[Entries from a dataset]
============================================================

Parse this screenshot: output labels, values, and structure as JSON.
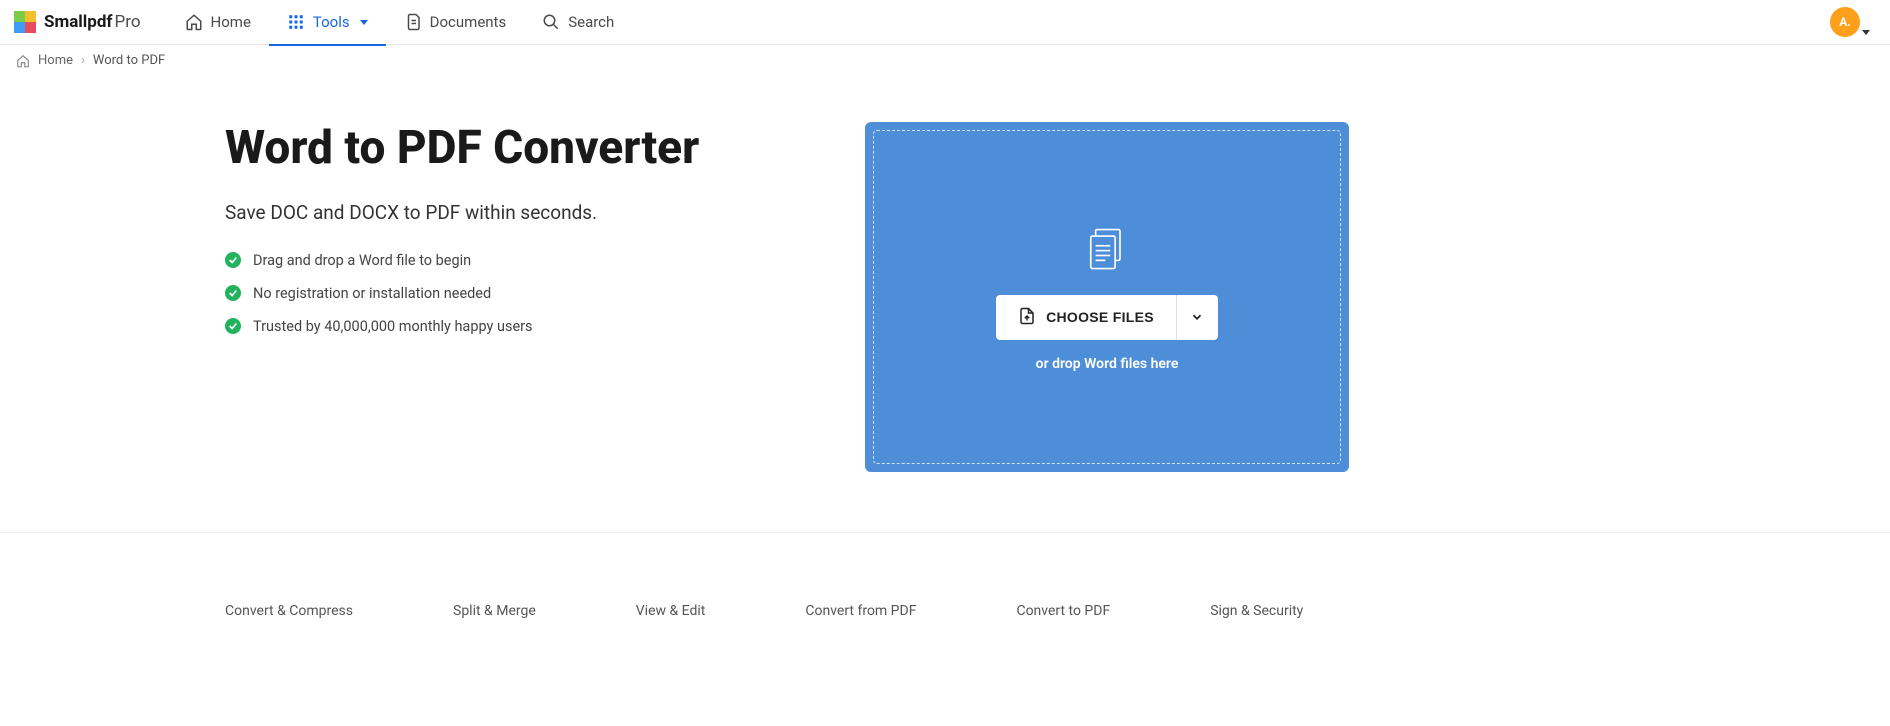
{
  "brand": {
    "name": "Smallpdf",
    "tier": "Pro"
  },
  "nav": {
    "home": "Home",
    "tools": "Tools",
    "documents": "Documents",
    "search": "Search"
  },
  "avatar": {
    "initials": "A."
  },
  "breadcrumb": {
    "home": "Home",
    "separator": "›",
    "current": "Word to PDF"
  },
  "hero": {
    "title": "Word to PDF Converter",
    "subtitle": "Save DOC and DOCX to PDF within seconds.",
    "features": [
      "Drag and drop a Word file to begin",
      "No registration or installation needed",
      "Trusted by 40,000,000 monthly happy users"
    ]
  },
  "dropzone": {
    "choose_label": "CHOOSE FILES",
    "hint": "or drop Word files here"
  },
  "categories": [
    "Convert & Compress",
    "Split & Merge",
    "View & Edit",
    "Convert from PDF",
    "Convert to PDF",
    "Sign & Security"
  ],
  "colors": {
    "primary_blue": "#1766e5",
    "dropzone_blue": "#4e8ed8",
    "check_green": "#22b35e",
    "avatar_orange": "#ff9f1a"
  }
}
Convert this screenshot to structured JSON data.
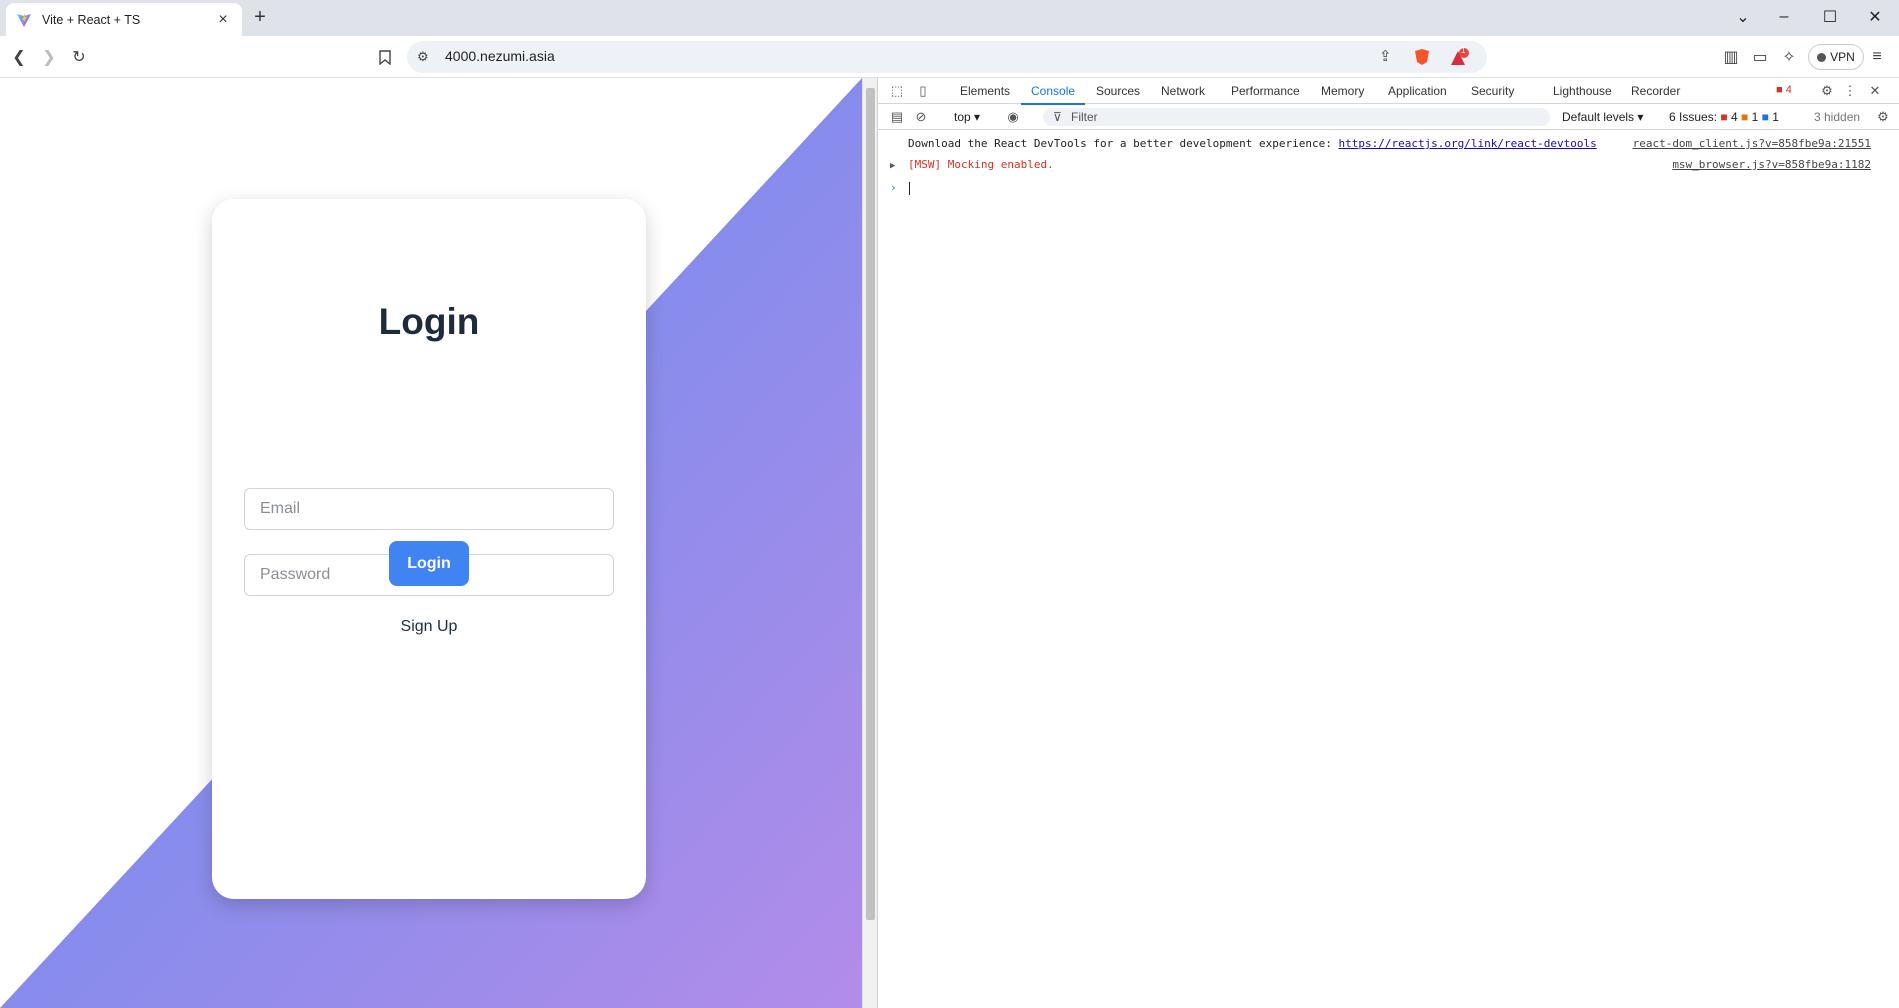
{
  "browser": {
    "tab_title": "Vite + React + TS",
    "url": "4000.nezumi.asia",
    "vpn_label": "VPN",
    "brave_badge": "1"
  },
  "page": {
    "heading": "Login",
    "email_placeholder": "Email",
    "password_placeholder": "Password",
    "login_button": "Login",
    "signup_link": "Sign Up",
    "colors": {
      "gradient_start": "#5b8def",
      "gradient_end": "#b38ce9",
      "button": "#3f84f1"
    }
  },
  "devtools": {
    "tabs": [
      "Elements",
      "Console",
      "Sources",
      "Network",
      "Performance",
      "Memory",
      "Application",
      "Security",
      "Lighthouse",
      "Recorder"
    ],
    "active_tab": "Console",
    "error_count_badge": "4",
    "context": "top",
    "filter_placeholder": "Filter",
    "levels": "Default levels",
    "issues_label": "6 Issues:",
    "issues_errors": "4",
    "issues_warnings": "1",
    "issues_info": "1",
    "hidden_label": "3 hidden",
    "console": [
      {
        "text": "Download the React DevTools for a better development experience: ",
        "link": "https://reactjs.org/link/react-devtools",
        "source": "react-dom_client.js?v=858fbe9a:21551"
      },
      {
        "text": "[MSW] Mocking enabled.",
        "source": "msw_browser.js?v=858fbe9a:1182"
      }
    ]
  }
}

============================================================

__GIVEN REQUEST__
Write out each line again precisely as it appears, skipping every picture.

__RESULT FOR THIS EXERCISE__
Parse this screenshot: output labels, values, and structure as JSON.
{
  "brand": {
    "name": "Smallpdf",
    "tier": "Pro"
  },
  "nav": {
    "home": "Home",
    "tools": "Tools",
    "documents": "Documents",
    "search": "Search"
  },
  "avatar": {
    "initials": "A."
  },
  "breadcrumb": {
    "home": "Home",
    "separator": "›",
    "current": "Word to PDF"
  },
  "hero": {
    "title": "Word to PDF Converter",
    "subtitle": "Save DOC and DOCX to PDF within seconds.",
    "features": [
      "Drag and drop a Word file to begin",
      "No registration or installation needed",
      "Trusted by 40,000,000 monthly happy users"
    ]
  },
  "dropzone": {
    "choose_label": "CHOOSE FILES",
    "hint": "or drop Word files here"
  },
  "categories": [
    "Convert & Compress",
    "Split & Merge",
    "View & Edit",
    "Convert from PDF",
    "Convert to PDF",
    "Sign & Security"
  ],
  "colors": {
    "primary_blue": "#1766e5",
    "dropzone_blue": "#4e8ed8",
    "check_green": "#22b35e",
    "avatar_orange": "#ff9f1a"
  }
}
Convert this screenshot to structured JSON data.
{
  "browser": {
    "tab_title": "Vite + React + TS",
    "url": "4000.nezumi.asia",
    "vpn_label": "VPN",
    "brave_badge": "1"
  },
  "page": {
    "heading": "Login",
    "email_placeholder": "Email",
    "password_placeholder": "Password",
    "login_button": "Login",
    "signup_link": "Sign Up",
    "colors": {
      "gradient_start": "#5b8def",
      "gradient_end": "#b38ce9",
      "button": "#3f84f1"
    }
  },
  "devtools": {
    "tabs": [
      "Elements",
      "Console",
      "Sources",
      "Network",
      "Performance",
      "Memory",
      "Application",
      "Security",
      "Lighthouse",
      "Recorder"
    ],
    "active_tab": "Console",
    "error_count_badge": "4",
    "context": "top",
    "filter_placeholder": "Filter",
    "levels": "Default levels",
    "issues_label": "6 Issues:",
    "issues_errors": "4",
    "issues_warnings": "1",
    "issues_info": "1",
    "hidden_label": "3 hidden",
    "console": [
      {
        "text": "Download the React DevTools for a better development experience: ",
        "link": "https://reactjs.org/link/react-devtools",
        "source": "react-dom_client.js?v=858fbe9a:21551"
      },
      {
        "text": "[MSW] Mocking enabled.",
        "source": "msw_browser.js?v=858fbe9a:1182"
      }
    ]
  }
}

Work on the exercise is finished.